* _Record set_:

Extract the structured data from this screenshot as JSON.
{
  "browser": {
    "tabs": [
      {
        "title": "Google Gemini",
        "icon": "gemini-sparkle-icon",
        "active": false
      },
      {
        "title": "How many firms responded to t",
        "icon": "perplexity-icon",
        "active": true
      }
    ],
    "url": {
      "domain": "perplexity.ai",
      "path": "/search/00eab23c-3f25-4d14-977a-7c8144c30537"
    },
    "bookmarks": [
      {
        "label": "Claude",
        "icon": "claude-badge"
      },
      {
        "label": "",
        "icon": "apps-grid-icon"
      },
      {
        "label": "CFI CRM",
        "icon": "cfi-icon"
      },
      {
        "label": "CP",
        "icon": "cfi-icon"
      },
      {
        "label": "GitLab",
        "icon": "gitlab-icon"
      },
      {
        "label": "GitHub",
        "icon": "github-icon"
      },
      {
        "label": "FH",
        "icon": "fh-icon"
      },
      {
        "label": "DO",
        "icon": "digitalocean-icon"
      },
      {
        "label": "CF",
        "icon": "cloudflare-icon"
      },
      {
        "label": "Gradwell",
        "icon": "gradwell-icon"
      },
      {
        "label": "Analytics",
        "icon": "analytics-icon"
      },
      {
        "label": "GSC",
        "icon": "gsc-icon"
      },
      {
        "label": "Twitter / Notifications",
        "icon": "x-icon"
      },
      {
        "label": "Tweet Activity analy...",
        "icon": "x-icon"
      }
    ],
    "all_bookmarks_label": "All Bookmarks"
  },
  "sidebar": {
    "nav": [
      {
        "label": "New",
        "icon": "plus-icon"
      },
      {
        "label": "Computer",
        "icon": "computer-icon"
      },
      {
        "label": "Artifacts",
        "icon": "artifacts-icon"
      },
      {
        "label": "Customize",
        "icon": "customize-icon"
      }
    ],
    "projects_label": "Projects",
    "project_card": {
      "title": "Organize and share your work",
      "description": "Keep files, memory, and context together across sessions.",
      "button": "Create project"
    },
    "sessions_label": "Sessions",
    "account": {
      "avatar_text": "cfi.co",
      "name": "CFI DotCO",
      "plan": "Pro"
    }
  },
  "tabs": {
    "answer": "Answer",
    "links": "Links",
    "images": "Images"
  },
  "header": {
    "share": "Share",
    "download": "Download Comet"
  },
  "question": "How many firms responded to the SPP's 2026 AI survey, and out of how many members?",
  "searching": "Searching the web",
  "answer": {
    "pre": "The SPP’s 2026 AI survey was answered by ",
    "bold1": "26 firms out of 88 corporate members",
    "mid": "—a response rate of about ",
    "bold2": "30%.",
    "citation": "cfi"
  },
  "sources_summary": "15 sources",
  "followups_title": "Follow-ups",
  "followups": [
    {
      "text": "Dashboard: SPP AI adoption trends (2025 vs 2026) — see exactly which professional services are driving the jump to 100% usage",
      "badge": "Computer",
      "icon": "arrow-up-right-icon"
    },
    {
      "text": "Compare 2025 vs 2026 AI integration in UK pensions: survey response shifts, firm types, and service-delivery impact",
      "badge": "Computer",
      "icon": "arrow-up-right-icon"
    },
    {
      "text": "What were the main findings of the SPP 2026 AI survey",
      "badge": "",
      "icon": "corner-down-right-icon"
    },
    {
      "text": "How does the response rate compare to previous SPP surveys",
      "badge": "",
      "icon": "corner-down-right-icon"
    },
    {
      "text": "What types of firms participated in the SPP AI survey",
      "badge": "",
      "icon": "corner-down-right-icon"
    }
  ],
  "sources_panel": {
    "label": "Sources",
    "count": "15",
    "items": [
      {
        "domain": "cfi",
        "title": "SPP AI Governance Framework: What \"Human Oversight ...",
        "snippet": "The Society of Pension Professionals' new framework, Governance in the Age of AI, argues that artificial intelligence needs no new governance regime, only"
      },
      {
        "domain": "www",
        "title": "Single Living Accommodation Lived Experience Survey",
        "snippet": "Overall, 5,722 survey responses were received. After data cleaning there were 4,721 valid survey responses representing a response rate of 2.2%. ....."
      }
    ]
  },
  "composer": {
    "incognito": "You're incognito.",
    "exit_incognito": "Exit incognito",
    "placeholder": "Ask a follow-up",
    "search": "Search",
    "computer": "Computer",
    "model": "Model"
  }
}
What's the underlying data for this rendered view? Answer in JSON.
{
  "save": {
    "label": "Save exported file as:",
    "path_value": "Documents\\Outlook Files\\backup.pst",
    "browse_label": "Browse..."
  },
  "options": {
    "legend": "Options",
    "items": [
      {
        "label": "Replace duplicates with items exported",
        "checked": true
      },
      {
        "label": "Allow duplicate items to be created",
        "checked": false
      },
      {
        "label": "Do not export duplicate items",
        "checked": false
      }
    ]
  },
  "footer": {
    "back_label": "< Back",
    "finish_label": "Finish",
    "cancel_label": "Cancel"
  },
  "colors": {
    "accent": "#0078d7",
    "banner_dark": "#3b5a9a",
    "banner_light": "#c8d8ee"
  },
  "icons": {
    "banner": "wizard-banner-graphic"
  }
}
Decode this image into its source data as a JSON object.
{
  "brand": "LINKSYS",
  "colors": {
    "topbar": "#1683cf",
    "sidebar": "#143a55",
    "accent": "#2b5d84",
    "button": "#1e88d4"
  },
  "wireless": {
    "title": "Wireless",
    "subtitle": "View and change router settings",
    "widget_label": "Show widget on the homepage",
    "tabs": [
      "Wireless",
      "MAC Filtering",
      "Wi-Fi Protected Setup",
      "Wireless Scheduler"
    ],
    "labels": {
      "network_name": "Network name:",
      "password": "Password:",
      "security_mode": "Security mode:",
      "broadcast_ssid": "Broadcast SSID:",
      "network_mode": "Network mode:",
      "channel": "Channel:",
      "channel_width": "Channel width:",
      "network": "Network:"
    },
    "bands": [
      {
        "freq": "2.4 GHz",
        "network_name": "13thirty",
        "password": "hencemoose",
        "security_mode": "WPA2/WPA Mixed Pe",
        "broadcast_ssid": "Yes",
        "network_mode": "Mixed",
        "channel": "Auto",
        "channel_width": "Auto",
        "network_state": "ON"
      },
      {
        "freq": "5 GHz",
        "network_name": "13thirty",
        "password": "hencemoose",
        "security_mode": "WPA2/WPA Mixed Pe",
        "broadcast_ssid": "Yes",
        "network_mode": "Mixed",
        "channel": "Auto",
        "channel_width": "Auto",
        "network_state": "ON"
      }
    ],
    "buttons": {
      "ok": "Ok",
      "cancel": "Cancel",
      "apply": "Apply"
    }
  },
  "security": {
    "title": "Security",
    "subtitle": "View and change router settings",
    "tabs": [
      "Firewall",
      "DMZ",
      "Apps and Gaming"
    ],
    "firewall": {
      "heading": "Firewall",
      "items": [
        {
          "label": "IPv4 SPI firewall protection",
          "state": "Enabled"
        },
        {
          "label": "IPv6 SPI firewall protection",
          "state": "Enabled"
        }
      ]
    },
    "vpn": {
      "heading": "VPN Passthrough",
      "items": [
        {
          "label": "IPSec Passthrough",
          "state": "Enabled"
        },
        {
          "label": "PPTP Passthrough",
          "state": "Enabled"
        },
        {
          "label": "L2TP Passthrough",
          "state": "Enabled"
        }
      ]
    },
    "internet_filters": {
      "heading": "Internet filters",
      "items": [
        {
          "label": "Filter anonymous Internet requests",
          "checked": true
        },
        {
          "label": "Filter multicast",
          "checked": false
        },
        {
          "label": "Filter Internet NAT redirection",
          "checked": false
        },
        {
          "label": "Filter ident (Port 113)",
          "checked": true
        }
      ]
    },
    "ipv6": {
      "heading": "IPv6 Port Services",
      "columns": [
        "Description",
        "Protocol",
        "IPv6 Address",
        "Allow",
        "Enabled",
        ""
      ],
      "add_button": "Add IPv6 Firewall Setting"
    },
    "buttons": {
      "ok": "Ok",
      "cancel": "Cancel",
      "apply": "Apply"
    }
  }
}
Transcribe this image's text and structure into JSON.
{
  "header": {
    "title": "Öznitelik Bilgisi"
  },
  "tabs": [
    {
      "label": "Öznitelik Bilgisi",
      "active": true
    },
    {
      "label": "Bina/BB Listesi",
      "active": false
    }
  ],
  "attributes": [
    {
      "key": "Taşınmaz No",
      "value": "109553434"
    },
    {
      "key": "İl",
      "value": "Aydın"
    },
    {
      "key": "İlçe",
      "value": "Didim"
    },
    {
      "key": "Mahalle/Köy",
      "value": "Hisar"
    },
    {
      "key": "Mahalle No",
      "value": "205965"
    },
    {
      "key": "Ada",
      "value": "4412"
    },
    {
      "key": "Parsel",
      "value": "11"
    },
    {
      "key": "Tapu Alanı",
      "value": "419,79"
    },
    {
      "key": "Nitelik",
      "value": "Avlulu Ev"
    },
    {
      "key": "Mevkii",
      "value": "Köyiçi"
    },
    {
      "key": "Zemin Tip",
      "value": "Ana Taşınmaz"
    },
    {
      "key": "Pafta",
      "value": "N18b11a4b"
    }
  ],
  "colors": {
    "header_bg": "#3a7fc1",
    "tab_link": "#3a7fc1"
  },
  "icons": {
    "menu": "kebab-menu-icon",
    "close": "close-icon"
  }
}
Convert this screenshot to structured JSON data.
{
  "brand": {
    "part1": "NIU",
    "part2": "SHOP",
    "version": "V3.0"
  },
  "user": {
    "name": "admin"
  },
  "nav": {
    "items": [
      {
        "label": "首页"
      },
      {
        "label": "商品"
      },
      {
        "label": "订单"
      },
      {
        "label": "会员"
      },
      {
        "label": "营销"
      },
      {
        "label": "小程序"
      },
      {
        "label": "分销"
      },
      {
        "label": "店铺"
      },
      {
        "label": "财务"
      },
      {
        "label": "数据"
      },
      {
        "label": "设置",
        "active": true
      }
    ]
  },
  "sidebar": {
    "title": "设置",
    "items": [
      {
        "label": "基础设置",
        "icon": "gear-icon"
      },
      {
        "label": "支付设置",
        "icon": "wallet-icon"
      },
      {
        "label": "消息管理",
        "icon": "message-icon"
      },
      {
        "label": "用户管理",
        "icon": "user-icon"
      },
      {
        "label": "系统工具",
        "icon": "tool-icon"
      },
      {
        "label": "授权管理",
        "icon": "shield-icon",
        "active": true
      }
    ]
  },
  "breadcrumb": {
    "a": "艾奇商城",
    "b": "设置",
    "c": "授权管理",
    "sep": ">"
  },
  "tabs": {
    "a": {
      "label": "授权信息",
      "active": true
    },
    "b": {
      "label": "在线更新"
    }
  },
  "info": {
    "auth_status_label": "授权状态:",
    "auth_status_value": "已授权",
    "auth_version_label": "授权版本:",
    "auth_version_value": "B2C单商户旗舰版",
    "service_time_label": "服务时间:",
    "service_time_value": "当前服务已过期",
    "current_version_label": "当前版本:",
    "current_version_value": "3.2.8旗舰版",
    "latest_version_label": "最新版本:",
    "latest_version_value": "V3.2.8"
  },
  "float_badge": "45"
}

* _Task requirements_: In the entries above, identify every line with the string "Allow".

* _Answer in full_:
        "label": "Allow duplicate items to be created",
        "Allow",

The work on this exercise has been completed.